■ Data provided:
══════
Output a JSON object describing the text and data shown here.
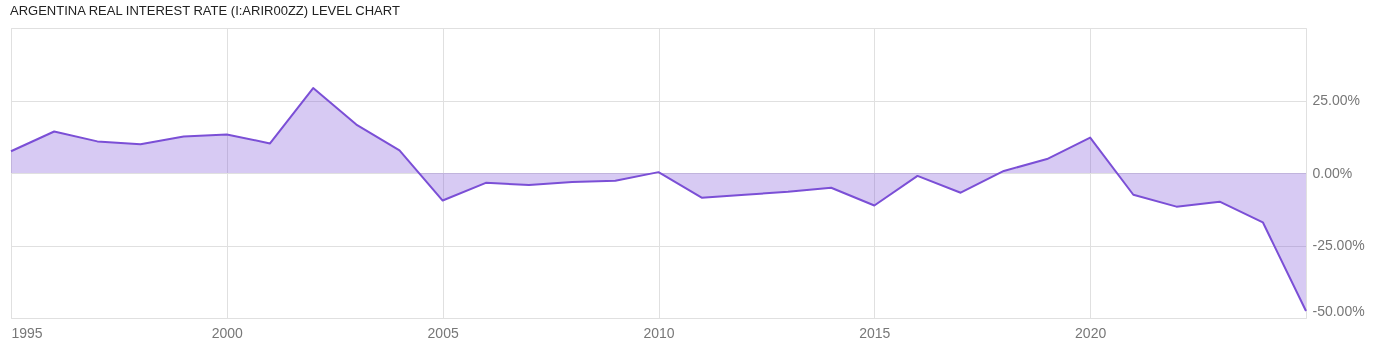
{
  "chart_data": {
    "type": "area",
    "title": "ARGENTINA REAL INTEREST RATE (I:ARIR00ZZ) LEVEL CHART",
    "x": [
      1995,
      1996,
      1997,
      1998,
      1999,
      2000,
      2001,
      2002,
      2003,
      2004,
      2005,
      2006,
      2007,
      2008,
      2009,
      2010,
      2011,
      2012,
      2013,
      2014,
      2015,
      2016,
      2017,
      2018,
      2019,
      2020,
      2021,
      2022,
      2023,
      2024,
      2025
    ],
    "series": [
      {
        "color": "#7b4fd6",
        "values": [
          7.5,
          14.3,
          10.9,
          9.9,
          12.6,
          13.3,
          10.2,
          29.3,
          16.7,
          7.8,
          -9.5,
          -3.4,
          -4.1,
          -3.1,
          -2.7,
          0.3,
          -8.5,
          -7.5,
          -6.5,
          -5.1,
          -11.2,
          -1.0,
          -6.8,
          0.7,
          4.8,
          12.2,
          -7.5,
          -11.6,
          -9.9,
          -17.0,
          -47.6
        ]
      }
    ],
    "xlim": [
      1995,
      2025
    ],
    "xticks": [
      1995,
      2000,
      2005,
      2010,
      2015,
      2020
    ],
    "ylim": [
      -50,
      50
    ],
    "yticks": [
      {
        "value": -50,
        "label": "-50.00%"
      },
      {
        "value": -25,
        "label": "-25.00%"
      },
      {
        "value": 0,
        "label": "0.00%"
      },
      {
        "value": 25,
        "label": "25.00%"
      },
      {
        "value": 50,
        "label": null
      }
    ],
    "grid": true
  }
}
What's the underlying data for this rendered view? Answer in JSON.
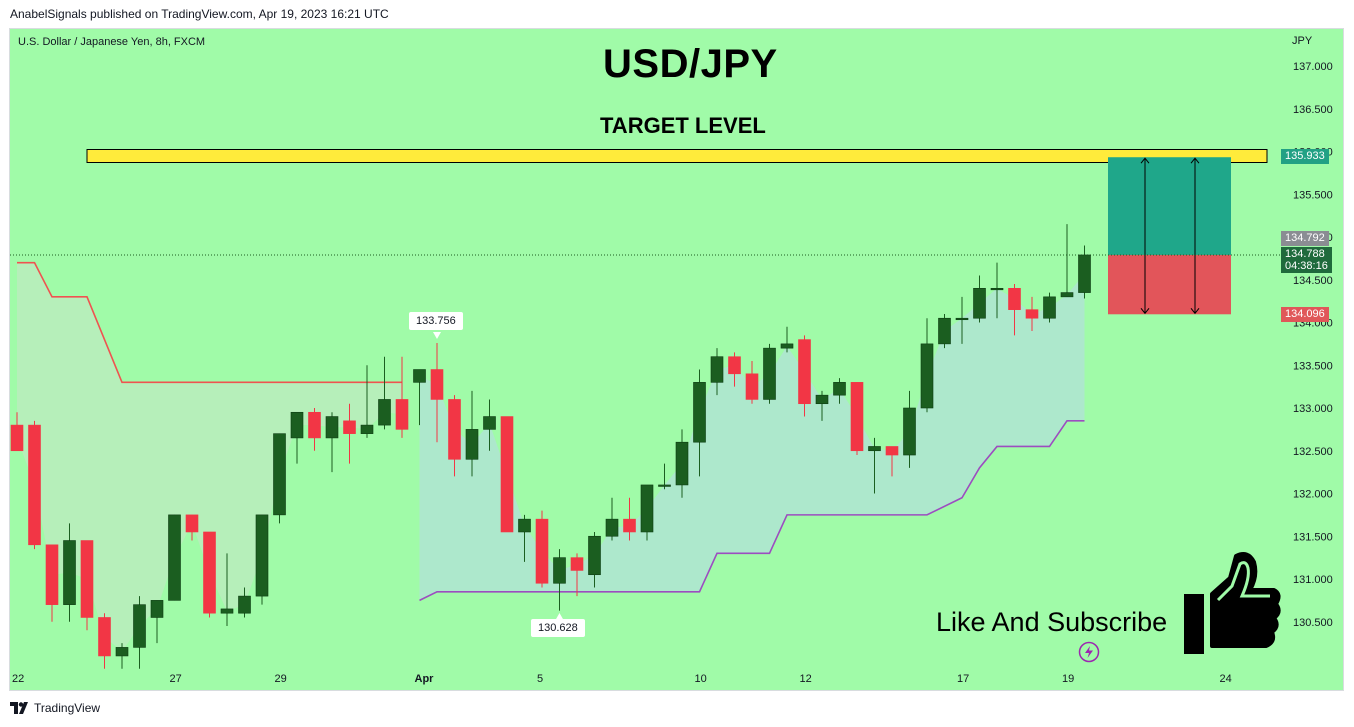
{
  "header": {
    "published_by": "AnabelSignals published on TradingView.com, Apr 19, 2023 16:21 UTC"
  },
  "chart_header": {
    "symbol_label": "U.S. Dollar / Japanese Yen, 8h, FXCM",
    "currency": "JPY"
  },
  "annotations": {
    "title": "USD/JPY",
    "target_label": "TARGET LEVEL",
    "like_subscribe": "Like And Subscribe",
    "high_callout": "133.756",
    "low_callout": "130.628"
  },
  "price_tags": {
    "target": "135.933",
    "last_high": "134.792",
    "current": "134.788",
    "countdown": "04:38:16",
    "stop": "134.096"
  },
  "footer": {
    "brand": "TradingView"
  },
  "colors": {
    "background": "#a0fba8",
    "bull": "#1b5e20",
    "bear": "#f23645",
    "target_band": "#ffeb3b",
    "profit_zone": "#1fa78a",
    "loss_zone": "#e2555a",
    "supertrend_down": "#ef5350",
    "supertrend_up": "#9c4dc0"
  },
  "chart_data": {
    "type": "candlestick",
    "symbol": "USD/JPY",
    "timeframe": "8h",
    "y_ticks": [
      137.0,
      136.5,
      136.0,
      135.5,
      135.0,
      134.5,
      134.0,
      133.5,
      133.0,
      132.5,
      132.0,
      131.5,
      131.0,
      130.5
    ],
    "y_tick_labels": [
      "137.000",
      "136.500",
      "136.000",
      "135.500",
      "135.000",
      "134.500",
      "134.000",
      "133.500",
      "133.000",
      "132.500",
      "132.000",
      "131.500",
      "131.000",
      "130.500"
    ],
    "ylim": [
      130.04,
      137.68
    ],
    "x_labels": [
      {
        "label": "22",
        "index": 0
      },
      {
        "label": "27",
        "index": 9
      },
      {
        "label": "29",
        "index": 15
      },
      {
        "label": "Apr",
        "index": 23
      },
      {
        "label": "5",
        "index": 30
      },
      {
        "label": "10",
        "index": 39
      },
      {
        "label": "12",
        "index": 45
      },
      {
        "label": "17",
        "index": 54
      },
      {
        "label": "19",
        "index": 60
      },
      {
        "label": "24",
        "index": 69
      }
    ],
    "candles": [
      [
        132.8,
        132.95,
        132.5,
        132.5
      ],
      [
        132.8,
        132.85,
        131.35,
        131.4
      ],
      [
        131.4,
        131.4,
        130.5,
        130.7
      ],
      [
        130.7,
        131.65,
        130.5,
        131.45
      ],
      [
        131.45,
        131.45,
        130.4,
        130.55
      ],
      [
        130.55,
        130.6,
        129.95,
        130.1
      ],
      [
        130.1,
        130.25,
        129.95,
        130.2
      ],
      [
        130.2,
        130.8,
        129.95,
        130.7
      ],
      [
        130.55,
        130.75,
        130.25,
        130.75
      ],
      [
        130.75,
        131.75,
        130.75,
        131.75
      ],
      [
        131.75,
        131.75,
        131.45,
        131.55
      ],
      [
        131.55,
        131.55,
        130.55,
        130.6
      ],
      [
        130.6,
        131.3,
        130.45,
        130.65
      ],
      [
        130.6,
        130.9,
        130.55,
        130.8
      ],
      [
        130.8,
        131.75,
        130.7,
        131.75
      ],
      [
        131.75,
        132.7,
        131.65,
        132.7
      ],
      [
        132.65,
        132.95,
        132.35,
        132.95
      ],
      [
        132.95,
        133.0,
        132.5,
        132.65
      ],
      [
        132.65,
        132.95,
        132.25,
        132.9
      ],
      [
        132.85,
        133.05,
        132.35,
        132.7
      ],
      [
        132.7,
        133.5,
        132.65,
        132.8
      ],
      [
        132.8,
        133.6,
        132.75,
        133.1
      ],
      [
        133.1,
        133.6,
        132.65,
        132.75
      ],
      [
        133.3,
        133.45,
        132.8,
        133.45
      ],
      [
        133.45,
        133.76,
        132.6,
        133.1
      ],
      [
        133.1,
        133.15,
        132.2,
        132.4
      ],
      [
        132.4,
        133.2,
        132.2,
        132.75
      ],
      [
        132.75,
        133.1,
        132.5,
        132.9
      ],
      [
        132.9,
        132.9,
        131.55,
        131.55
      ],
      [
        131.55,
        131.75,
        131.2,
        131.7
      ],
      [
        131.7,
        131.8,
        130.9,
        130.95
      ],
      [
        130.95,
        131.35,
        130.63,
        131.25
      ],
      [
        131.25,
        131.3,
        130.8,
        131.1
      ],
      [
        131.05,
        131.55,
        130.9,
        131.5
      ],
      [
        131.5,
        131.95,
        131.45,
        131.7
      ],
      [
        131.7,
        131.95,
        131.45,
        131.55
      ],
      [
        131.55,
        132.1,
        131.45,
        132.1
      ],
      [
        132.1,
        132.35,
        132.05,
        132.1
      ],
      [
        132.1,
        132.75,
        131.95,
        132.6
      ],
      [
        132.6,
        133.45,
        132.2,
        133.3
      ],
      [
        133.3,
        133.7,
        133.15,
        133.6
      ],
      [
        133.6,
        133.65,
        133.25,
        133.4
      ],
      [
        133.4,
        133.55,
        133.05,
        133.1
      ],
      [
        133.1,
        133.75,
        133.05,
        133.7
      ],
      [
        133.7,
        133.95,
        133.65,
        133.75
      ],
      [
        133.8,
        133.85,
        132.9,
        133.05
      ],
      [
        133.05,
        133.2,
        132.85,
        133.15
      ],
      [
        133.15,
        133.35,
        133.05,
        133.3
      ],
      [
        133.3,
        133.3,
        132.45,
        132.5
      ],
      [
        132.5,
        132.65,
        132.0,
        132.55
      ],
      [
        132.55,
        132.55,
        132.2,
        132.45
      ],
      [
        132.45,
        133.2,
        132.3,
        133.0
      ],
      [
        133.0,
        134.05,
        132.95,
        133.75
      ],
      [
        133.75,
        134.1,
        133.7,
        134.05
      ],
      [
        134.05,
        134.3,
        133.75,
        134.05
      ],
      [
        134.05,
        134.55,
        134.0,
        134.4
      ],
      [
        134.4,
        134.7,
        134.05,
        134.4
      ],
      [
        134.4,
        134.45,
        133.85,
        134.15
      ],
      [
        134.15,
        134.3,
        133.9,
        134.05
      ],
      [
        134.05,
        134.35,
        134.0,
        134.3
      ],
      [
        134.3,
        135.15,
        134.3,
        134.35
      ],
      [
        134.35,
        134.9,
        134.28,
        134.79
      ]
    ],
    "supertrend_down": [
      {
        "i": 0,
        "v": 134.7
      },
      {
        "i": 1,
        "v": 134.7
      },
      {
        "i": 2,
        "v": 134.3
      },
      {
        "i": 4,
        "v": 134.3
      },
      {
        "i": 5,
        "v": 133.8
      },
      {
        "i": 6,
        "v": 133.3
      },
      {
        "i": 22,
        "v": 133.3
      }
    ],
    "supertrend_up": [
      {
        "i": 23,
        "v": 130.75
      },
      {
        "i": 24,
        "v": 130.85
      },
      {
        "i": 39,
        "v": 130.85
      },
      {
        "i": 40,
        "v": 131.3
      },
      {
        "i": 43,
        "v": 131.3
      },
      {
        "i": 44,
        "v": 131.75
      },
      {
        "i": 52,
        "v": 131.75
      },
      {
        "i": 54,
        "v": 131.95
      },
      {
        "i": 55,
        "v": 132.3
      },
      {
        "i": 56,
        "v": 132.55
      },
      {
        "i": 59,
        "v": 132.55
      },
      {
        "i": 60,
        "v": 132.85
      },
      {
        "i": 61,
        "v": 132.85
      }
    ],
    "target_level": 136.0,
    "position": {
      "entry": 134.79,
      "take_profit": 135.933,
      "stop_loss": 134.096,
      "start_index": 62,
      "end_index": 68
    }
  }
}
══════
■ Exercise:
Give every line of the material that includes the string "title".

■ Response to this exercise:
    "title": "ARGENTINA REAL INTEREST RATE (I:ARIR00ZZ) LEVEL CHART",
    "title": "USD/JPY",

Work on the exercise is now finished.